#### Data records
▬▬▬▬▬▬▬▬▬▬

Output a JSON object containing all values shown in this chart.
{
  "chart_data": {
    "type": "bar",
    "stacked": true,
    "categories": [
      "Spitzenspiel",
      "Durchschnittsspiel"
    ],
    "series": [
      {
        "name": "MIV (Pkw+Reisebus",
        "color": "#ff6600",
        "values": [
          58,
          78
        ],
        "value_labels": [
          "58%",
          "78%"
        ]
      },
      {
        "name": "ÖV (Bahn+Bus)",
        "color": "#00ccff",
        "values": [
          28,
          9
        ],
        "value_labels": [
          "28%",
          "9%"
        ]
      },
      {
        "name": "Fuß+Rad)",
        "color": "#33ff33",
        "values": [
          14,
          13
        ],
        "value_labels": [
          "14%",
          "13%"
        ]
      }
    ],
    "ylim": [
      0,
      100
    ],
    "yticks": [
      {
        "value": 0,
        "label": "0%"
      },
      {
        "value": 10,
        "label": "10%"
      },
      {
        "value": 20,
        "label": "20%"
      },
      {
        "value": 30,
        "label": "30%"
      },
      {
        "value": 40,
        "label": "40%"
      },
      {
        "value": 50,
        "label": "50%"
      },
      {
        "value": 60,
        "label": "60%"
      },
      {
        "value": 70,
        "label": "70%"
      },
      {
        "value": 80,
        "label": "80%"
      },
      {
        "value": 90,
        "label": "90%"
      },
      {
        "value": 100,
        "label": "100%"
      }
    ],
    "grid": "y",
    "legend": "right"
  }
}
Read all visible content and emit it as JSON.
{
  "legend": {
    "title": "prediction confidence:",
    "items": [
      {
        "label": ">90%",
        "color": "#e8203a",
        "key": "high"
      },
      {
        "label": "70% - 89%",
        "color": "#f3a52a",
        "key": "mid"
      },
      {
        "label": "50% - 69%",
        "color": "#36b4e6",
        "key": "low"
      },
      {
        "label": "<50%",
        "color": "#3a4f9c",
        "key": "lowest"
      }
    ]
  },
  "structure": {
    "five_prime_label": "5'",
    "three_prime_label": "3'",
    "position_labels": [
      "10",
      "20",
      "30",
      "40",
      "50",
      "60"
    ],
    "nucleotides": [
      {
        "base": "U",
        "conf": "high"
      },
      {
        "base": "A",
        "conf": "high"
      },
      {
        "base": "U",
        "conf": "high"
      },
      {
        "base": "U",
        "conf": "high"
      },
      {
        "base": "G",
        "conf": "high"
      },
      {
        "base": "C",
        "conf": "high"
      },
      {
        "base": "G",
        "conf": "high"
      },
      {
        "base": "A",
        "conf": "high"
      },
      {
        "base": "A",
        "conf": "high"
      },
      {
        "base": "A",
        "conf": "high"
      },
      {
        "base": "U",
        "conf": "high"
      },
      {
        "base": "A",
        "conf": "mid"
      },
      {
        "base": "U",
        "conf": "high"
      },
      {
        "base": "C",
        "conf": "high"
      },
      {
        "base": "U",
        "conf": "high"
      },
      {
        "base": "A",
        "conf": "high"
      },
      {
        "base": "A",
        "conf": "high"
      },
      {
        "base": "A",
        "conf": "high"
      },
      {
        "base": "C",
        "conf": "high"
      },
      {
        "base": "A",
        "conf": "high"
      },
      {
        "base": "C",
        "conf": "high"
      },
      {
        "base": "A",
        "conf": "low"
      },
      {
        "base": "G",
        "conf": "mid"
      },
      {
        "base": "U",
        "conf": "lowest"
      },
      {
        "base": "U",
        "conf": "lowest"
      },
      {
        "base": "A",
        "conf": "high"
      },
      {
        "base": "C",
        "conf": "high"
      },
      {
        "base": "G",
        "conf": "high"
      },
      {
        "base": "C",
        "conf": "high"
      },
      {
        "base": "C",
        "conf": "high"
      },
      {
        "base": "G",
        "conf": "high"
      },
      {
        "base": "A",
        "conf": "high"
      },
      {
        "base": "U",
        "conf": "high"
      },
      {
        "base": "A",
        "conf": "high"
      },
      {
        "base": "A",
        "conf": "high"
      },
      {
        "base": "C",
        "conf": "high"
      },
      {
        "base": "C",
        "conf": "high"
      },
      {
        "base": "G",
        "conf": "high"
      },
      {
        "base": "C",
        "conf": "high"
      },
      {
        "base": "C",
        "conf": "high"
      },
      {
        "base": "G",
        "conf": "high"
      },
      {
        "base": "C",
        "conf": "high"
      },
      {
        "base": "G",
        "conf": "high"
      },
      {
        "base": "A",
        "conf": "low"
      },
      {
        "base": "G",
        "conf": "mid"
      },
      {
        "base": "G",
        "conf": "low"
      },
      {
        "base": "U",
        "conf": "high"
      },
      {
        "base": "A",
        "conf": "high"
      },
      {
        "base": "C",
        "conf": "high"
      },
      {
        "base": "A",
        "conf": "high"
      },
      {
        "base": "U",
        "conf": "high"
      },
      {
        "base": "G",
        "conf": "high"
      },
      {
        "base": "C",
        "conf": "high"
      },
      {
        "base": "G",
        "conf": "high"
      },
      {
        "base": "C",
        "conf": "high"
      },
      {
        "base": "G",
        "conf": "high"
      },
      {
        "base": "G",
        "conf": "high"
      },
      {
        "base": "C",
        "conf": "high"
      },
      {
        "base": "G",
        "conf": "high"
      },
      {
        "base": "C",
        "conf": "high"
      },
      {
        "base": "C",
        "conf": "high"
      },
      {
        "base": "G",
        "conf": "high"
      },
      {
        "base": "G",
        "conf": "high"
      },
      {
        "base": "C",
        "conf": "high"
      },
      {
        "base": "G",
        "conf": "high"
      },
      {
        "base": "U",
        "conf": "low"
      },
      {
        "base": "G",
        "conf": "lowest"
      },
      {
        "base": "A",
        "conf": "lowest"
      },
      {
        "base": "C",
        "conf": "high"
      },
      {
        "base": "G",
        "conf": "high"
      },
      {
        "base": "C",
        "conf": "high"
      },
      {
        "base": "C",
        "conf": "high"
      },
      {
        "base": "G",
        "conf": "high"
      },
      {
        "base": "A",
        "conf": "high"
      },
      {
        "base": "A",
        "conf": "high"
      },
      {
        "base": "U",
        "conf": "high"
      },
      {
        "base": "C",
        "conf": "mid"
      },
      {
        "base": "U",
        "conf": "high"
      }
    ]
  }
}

▬▬▬▬▬▬▬▬▬▬

#### Goal
Answer with a single number: the count of lines holding the word "color".

#### Reply
7